▶ WHAT IS ASKED
Count how many lines contain "color" and reply with that number only.

▶ RECORD EXTRACTS
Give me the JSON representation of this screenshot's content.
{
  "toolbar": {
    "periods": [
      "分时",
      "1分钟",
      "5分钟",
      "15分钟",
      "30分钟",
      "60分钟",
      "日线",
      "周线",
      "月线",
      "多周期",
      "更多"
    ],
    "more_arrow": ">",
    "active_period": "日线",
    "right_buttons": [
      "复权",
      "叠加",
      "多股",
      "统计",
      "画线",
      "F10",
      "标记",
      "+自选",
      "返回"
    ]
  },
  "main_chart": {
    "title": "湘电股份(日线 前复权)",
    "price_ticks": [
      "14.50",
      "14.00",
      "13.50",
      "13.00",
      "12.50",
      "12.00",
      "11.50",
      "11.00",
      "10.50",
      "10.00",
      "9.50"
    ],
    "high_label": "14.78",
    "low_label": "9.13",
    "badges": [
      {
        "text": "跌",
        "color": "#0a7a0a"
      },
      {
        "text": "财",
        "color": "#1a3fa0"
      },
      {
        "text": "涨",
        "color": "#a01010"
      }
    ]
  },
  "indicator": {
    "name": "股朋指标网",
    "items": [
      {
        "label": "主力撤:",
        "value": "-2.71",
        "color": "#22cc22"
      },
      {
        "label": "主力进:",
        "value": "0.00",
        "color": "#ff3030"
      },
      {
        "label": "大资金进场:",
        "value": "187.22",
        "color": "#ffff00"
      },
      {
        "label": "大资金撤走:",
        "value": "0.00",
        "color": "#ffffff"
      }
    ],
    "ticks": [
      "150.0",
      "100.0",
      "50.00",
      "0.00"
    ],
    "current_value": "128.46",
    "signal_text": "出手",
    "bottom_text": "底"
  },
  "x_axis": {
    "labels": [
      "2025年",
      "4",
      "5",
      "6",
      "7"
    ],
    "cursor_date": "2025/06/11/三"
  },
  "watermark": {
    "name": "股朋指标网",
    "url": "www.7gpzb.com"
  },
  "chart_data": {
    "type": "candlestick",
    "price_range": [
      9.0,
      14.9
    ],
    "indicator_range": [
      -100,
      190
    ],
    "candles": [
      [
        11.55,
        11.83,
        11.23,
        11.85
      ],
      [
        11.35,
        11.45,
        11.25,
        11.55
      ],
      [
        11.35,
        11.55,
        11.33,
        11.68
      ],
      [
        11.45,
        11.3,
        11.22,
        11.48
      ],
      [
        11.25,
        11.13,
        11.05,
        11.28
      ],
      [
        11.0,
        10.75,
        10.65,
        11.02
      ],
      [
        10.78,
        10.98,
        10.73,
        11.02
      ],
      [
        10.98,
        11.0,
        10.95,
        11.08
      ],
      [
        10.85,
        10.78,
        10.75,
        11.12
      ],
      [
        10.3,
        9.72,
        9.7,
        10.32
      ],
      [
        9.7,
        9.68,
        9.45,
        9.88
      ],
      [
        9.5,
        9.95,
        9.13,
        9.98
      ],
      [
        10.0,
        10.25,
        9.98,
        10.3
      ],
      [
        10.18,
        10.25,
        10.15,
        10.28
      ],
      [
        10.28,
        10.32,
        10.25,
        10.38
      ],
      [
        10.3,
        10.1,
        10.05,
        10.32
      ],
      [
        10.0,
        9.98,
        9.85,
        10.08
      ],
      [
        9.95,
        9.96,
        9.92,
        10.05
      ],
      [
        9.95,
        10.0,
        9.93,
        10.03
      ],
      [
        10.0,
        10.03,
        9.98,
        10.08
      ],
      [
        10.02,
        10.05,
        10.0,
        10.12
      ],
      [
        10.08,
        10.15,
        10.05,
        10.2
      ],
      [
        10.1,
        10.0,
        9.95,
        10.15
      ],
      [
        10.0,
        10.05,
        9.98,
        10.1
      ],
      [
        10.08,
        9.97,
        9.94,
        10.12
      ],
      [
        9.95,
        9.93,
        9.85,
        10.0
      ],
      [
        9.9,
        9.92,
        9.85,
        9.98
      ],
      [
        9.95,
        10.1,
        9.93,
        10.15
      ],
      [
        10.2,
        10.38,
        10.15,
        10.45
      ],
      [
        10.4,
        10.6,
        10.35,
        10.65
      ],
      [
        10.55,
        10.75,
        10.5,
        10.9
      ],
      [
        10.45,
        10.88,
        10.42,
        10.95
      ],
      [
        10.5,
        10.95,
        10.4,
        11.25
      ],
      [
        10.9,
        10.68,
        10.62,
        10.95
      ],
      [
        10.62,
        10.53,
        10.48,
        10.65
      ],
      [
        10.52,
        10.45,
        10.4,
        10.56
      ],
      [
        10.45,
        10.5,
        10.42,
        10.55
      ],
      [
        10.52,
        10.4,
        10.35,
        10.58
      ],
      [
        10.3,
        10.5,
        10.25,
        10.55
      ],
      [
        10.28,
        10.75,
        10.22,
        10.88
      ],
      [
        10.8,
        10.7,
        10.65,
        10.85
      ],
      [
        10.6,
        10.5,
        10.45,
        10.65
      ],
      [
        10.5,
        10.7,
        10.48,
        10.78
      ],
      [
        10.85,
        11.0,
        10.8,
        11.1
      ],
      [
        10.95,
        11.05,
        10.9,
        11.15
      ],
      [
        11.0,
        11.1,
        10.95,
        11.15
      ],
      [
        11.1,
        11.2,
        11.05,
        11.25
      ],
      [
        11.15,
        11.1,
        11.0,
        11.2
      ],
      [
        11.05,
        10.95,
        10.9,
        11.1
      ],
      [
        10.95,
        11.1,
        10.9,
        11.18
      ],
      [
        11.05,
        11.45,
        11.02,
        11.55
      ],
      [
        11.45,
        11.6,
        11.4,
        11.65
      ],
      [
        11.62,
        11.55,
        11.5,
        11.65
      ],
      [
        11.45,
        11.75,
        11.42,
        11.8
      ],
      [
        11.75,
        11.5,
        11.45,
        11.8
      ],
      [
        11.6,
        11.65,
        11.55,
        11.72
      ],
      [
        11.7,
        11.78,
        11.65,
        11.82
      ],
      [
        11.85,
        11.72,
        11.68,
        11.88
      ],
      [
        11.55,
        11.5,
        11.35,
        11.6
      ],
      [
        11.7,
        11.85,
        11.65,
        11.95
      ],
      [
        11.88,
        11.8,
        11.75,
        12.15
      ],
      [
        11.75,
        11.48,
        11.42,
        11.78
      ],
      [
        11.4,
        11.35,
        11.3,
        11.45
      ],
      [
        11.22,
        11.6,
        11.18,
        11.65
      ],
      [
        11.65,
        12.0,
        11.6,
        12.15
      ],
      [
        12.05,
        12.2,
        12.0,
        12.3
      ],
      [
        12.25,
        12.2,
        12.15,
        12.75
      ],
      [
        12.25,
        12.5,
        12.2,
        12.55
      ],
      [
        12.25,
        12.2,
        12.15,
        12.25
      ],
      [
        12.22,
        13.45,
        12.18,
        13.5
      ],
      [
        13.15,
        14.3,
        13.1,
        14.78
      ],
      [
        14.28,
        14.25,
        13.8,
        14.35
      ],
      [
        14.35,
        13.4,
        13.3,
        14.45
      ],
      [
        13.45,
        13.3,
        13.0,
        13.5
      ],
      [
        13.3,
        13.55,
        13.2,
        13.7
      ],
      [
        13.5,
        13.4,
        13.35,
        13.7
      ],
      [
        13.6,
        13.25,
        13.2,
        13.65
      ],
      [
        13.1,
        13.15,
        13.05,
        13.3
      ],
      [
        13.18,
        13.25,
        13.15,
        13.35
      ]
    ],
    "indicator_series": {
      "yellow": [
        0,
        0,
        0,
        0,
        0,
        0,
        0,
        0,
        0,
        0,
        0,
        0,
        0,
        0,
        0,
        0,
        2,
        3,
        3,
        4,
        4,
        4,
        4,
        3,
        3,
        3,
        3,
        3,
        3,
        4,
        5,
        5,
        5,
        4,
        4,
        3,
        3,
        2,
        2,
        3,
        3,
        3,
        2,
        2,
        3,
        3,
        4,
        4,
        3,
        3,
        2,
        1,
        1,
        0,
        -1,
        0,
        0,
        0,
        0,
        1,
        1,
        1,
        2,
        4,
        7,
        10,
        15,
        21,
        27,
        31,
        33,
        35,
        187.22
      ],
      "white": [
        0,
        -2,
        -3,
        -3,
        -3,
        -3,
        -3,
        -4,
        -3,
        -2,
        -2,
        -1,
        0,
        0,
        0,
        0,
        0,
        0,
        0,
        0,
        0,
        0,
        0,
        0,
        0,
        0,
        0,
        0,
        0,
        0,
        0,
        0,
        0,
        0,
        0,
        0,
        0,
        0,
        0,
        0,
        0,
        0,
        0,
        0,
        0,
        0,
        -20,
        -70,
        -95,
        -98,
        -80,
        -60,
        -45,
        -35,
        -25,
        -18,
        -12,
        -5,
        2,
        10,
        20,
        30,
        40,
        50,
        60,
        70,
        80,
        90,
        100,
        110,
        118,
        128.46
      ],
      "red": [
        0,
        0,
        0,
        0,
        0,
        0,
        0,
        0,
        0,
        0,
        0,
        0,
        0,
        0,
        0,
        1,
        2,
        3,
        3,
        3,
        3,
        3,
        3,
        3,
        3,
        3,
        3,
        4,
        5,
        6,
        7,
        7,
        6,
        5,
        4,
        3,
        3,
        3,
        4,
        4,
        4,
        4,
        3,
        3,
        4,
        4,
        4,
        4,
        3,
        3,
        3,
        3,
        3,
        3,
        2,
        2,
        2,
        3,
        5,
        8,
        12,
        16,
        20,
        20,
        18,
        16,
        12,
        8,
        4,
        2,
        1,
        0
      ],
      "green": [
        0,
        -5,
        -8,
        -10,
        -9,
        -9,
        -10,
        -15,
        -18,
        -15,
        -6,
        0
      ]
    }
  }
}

▶ RESPONSE TO THIS EXERCISE
7